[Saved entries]
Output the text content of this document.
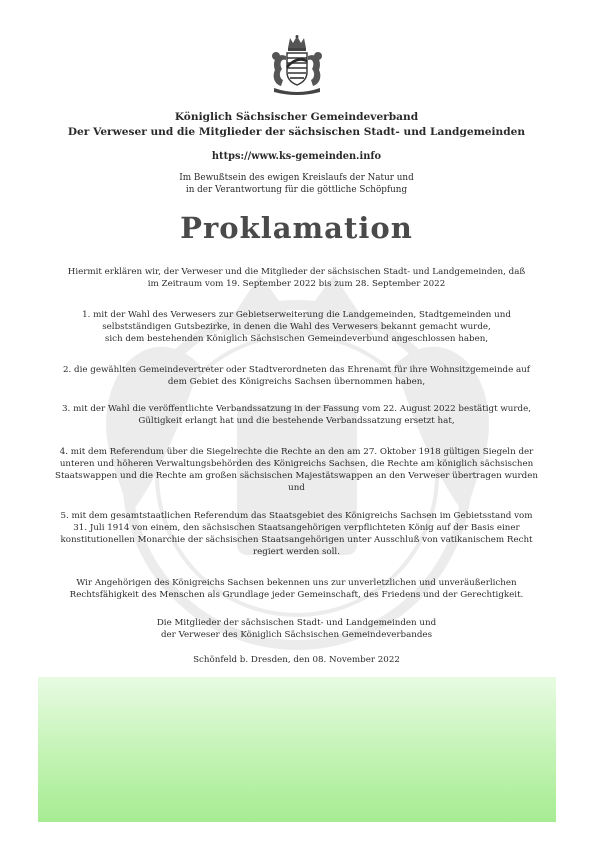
Königlich Sächsischer Gemeindeverband
Der Verweser und die Mitglieder der sächsischen Stadt- und Landgemeinden
https://www.ks-gemeinden.info
Im Bewußtsein des ewigen Kreislaufs der Natur und
in der Verantwortung für die göttliche Schöpfung
Proklamation
Hiermit erklären wir, der Verweser und die Mitglieder der sächsischen Stadt- und Landgemeinden, daß
im Zeitraum vom 19. September 2022 bis zum 28. September 2022
1. mit der Wahl des Verwesers zur Gebietserweiterung die Landgemeinden, Stadtgemeinden und
selbstständigen Gutsbezirke, in denen die Wahl des Verwesers bekannt gemacht wurde,
sich dem bestehenden Königlich Sächsischen Gemeindeverbund angeschlossen haben,
2. die gewählten Gemeindevertreter oder Stadtverordneten das Ehrenamt für ihre Wohnsitzgemeinde auf
dem Gebiet des Königreichs Sachsen übernommen haben,
3. mit der Wahl die veröffentlichte Verbandssatzung in der Fassung vom 22. August 2022 bestätigt wurde,
Gültigkeit erlangt hat und die bestehende Verbandssatzung ersetzt hat,
4. mit dem Referendum über die Siegelrechte die Rechte an den am 27. Oktober 1918 gültigen Siegeln der
unteren und höheren Verwaltungsbehörden des Königreichs Sachsen, die Rechte am königlich sächsischen
Staatswappen und die Rechte am großen sächsischen Majestätswappen an den Verweser übertragen wurden
und
5. mit dem gesamtstaatlichen Referendum das Staatsgebiet des Königreichs Sachsen im Gebietsstand vom
31. Juli 1914 von einem, den sächsischen Staatsangehörigen verpflichteten König auf der Basis einer
konstitutionellen Monarchie der sächsischen Staatsangehörigen unter Ausschluß von vatikanischem Recht
regiert werden soll.
Wir Angehörigen des Königreichs Sachsen bekennen uns zur unverletzlichen und unveräußerlichen
Rechtsfähigkeit des Menschen als Grundlage jeder Gemeinschaft, des Friedens und der Gerechtigkeit.
Die Mitglieder der sächsischen Stadt- und Landgemeinden und
der Verweser des Königlich Sächsischen Gemeindeverbandes
Schönfeld b. Dresden, den 08. November 2022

▸ **Your goal**
Copy the listing exactly. Any image in it stays out of the copy.

▸ **Result of this task**
Output the text content of this document.
Königlich Sächsischer Gemeindeverband
Der Verweser und die Mitglieder der sächsischen Stadt- und Landgemeinden
https://www.ks-gemeinden.info
Im Bewußtsein des ewigen Kreislaufs der Natur und
in der Verantwortung für die göttliche Schöpfung
Proklamation
Hiermit erklären wir, der Verweser und die Mitglieder der sächsischen Stadt- und Landgemeinden, daß
im Zeitraum vom 19. September 2022 bis zum 28. September 2022
1. mit der Wahl des Verwesers zur Gebietserweiterung die Landgemeinden, Stadtgemeinden und
selbstständigen Gutsbezirke, in denen die Wahl des Verwesers bekannt gemacht wurde,
sich dem bestehenden Königlich Sächsischen Gemeindeverbund angeschlossen haben,
2. die gewählten Gemeindevertreter oder Stadtverordneten das Ehrenamt für ihre Wohnsitzgemeinde auf
dem Gebiet des Königreichs Sachsen übernommen haben,
3. mit der Wahl die veröffentlichte Verbandssatzung in der Fassung vom 22. August 2022 bestätigt wurde,
Gültigkeit erlangt hat und die bestehende Verbandssatzung ersetzt hat,
4. mit dem Referendum über die Siegelrechte die Rechte an den am 27. Oktober 1918 gültigen Siegeln der
unteren und höheren Verwaltungsbehörden des Königreichs Sachsen, die Rechte am königlich sächsischen
Staatswappen und die Rechte am großen sächsischen Majestätswappen an den Verweser übertragen wurden
und
5. mit dem gesamtstaatlichen Referendum das Staatsgebiet des Königreichs Sachsen im Gebietsstand vom
31. Juli 1914 von einem, den sächsischen Staatsangehörigen verpflichteten König auf der Basis einer
konstitutionellen Monarchie der sächsischen Staatsangehörigen unter Ausschluß von vatikanischem Recht
regiert werden soll.
Wir Angehörigen des Königreichs Sachsen bekennen uns zur unverletzlichen und unveräußerlichen
Rechtsfähigkeit des Menschen als Grundlage jeder Gemeinschaft, des Friedens und der Gerechtigkeit.
Die Mitglieder der sächsischen Stadt- und Landgemeinden und
der Verweser des Königlich Sächsischen Gemeindeverbandes
Schönfeld b. Dresden, den 08. November 2022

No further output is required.